::: RECORDS FOR PROCESSING :::

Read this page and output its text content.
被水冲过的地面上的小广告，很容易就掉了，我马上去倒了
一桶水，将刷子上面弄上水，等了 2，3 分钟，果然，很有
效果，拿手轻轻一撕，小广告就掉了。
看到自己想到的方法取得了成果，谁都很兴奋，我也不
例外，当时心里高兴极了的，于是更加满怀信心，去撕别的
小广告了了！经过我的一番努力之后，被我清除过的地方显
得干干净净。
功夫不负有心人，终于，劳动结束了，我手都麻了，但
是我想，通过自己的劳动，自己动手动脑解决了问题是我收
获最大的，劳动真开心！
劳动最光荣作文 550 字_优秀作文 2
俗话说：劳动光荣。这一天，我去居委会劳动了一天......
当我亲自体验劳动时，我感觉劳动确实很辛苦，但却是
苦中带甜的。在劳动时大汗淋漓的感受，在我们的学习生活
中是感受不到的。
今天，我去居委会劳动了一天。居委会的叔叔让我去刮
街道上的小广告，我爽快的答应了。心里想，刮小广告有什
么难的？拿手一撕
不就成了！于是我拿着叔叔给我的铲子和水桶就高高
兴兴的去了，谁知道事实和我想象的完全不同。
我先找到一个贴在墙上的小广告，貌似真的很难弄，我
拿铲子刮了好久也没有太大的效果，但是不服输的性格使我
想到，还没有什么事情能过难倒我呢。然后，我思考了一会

:::

• GIVEN REQUEST: Pull out every line holding "我去居委会劳动了一天" from the records above, and copy it.

• WRITTEN REPLY:
俗话说：劳动光荣。这一天，我去居委会劳动了一天......
今天，我去居委会劳动了一天。居委会的叔叔让我去刮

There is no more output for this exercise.